▶ **Task**: Write out all the entries word for word and omit any pictures.

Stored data
☆ ☆ ☆

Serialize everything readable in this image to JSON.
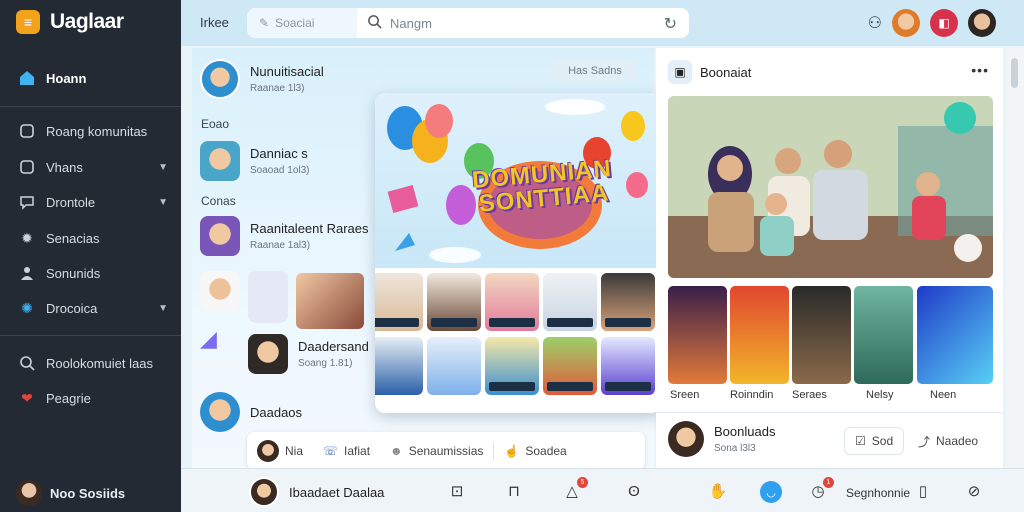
{
  "app": {
    "title": "Uaglaar"
  },
  "sidebar": {
    "items": [
      {
        "label": "Hoann",
        "icon": "home-icon"
      },
      {
        "label": "Roang komunitas",
        "icon": "grid-icon"
      },
      {
        "label": "Vhans",
        "icon": "square-icon"
      },
      {
        "label": "Drontole",
        "icon": "chat-icon"
      },
      {
        "label": "Senacias",
        "icon": "gear-icon"
      },
      {
        "label": "Sonunids",
        "icon": "people-icon"
      },
      {
        "label": "Drocoica",
        "icon": "settings-icon"
      },
      {
        "label": "Roolokomuiet laas",
        "icon": "search-icon"
      },
      {
        "label": "Peagrie",
        "icon": "heart-icon"
      }
    ],
    "user": {
      "name": "Noo Sosiids"
    }
  },
  "topbar": {
    "tab": "Irkee",
    "search_a_placeholder": "Soaciai",
    "search_b_placeholder": "Nangm"
  },
  "feed": {
    "post1": {
      "title": "Nunuitisacial",
      "meta": "Raanae 1l3)"
    },
    "filter_pill": "Has  Sadns",
    "section_a": "Eoao",
    "post2": {
      "title": "Danniac s",
      "meta": "Soaoad 1ol3)"
    },
    "section_b": "Conas",
    "post3": {
      "title": "Raanitaleent Raraes",
      "meta": "Raanae 1al3)"
    },
    "post4": {
      "title": "Daadersand",
      "meta": "Soang 1.81)"
    },
    "post5": {
      "title": "Daadaos"
    },
    "banner_title": "DOMUNIAN SONTTIAA",
    "comment_bar": {
      "item1": "Nia",
      "item2": "Iafiat",
      "item3": "Senaumissias",
      "item4": "Soadea"
    }
  },
  "right": {
    "title": "Boonaiat",
    "tiles": [
      "Sreen",
      "Roinndin",
      "Seraes",
      "Nelsy",
      "Neen"
    ],
    "foot_user": {
      "title": "Boonluads",
      "meta": "Sona l3l3"
    },
    "btn_sod": "Sod",
    "btn_share": "Naadeo"
  },
  "bottombar": {
    "user_name": "Ibaadaet Daalaa",
    "right_label": "Segnhonnie",
    "badges": {
      "bell": "5",
      "clock": "1"
    }
  },
  "colors": {
    "sidebar_bg": "#232a33",
    "accent": "#3fb2f0",
    "brand": "#f3a21c",
    "notify": "#e2453a"
  }
}
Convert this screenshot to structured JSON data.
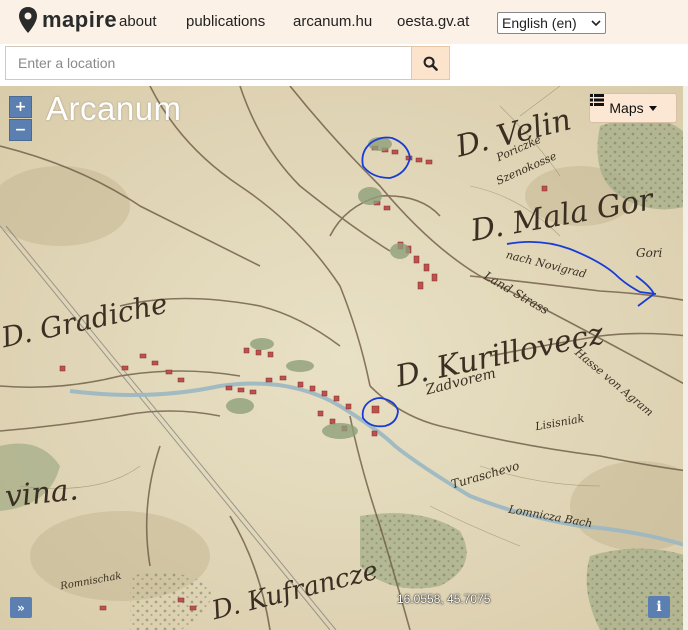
{
  "header": {
    "brand": "mapire",
    "nav": [
      {
        "label": "about"
      },
      {
        "label": "publications"
      },
      {
        "label": "arcanum.hu"
      },
      {
        "label": "oesta.gv.at"
      }
    ],
    "language": "English (en)"
  },
  "search": {
    "placeholder": "Enter a location"
  },
  "map": {
    "watermark": "Arcanum",
    "zoom_in": "+",
    "zoom_out": "−",
    "layers_button": "Maps",
    "coordinates": "16.0558, 45.7075",
    "expand_label": "»",
    "info_label": "i",
    "places": [
      {
        "text": "D. Velin"
      },
      {
        "text": "D. Mala Gor"
      },
      {
        "text": "D. Gradiche"
      },
      {
        "text": "D. Kurillovecz"
      },
      {
        "text": "D. Kufrancze"
      },
      {
        "text": "vina."
      },
      {
        "text": "Zadvorem"
      },
      {
        "text": "Poriczke"
      },
      {
        "text": "Szenokosse"
      },
      {
        "text": "nach Novigrad"
      },
      {
        "text": "Land Strass"
      },
      {
        "text": "Hasse von Agram"
      },
      {
        "text": "Lisisniak"
      },
      {
        "text": "Turaschevo"
      },
      {
        "text": "Lomnicza Bach"
      },
      {
        "text": "Romnischak"
      },
      {
        "text": "Gori"
      }
    ]
  },
  "colors": {
    "header_bg": "#fbf1e6",
    "map_paper": "#e5dcc0",
    "forest": "#8fa07a",
    "river": "#9ab7c2",
    "annotation": "#1a3cd6",
    "control_blue": "#5b7fb0"
  }
}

☆ ☆ ☆

▶ **Task output**:
Serialize everything readable in this image to JSON.
{
  "app": {
    "title": "Uaglaar"
  },
  "sidebar": {
    "items": [
      {
        "label": "Hoann",
        "icon": "home-icon"
      },
      {
        "label": "Roang komunitas",
        "icon": "grid-icon"
      },
      {
        "label": "Vhans",
        "icon": "square-icon"
      },
      {
        "label": "Drontole",
        "icon": "chat-icon"
      },
      {
        "label": "Senacias",
        "icon": "gear-icon"
      },
      {
        "label": "Sonunids",
        "icon": "people-icon"
      },
      {
        "label": "Drocoica",
        "icon": "settings-icon"
      },
      {
        "label": "Roolokomuiet laas",
        "icon": "search-icon"
      },
      {
        "label": "Peagrie",
        "icon": "heart-icon"
      }
    ],
    "user": {
      "name": "Noo Sosiids"
    }
  },
  "topbar": {
    "tab": "Irkee",
    "search_a_placeholder": "Soaciai",
    "search_b_placeholder": "Nangm"
  },
  "feed": {
    "post1": {
      "title": "Nunuitisacial",
      "meta": "Raanae 1l3)"
    },
    "filter_pill": "Has  Sadns",
    "section_a": "Eoao",
    "post2": {
      "title": "Danniac s",
      "meta": "Soaoad 1ol3)"
    },
    "section_b": "Conas",
    "post3": {
      "title": "Raanitaleent Raraes",
      "meta": "Raanae 1al3)"
    },
    "post4": {
      "title": "Daadersand",
      "meta": "Soang 1.81)"
    },
    "post5": {
      "title": "Daadaos"
    },
    "banner_title": "DOMUNIAN SONTTIAA",
    "comment_bar": {
      "item1": "Nia",
      "item2": "Iafiat",
      "item3": "Senaumissias",
      "item4": "Soadea"
    }
  },
  "right": {
    "title": "Boonaiat",
    "tiles": [
      "Sreen",
      "Roinndin",
      "Seraes",
      "Nelsy",
      "Neen"
    ],
    "foot_user": {
      "title": "Boonluads",
      "meta": "Sona l3l3"
    },
    "btn_sod": "Sod",
    "btn_share": "Naadeo"
  },
  "bottombar": {
    "user_name": "Ibaadaet Daalaa",
    "right_label": "Segnhonnie",
    "badges": {
      "bell": "5",
      "clock": "1"
    }
  },
  "colors": {
    "sidebar_bg": "#232a33",
    "accent": "#3fb2f0",
    "brand": "#f3a21c",
    "notify": "#e2453a"
  }
}
Convert this screenshot to structured JSON data.
{
  "header": {
    "brand": "mapire",
    "nav": [
      {
        "label": "about"
      },
      {
        "label": "publications"
      },
      {
        "label": "arcanum.hu"
      },
      {
        "label": "oesta.gv.at"
      }
    ],
    "language": "English (en)"
  },
  "search": {
    "placeholder": "Enter a location"
  },
  "map": {
    "watermark": "Arcanum",
    "zoom_in": "+",
    "zoom_out": "−",
    "layers_button": "Maps",
    "coordinates": "16.0558, 45.7075",
    "expand_label": "»",
    "info_label": "i",
    "places": [
      {
        "text": "D. Velin"
      },
      {
        "text": "D. Mala Gor"
      },
      {
        "text": "D. Gradiche"
      },
      {
        "text": "D. Kurillovecz"
      },
      {
        "text": "D. Kufrancze"
      },
      {
        "text": "vina."
      },
      {
        "text": "Zadvorem"
      },
      {
        "text": "Poriczke"
      },
      {
        "text": "Szenokosse"
      },
      {
        "text": "nach Novigrad"
      },
      {
        "text": "Land Strass"
      },
      {
        "text": "Hasse von Agram"
      },
      {
        "text": "Lisisniak"
      },
      {
        "text": "Turaschevo"
      },
      {
        "text": "Lomnicza Bach"
      },
      {
        "text": "Romnischak"
      },
      {
        "text": "Gori"
      }
    ]
  },
  "colors": {
    "header_bg": "#fbf1e6",
    "map_paper": "#e5dcc0",
    "forest": "#8fa07a",
    "river": "#9ab7c2",
    "annotation": "#1a3cd6",
    "control_blue": "#5b7fb0"
  }
}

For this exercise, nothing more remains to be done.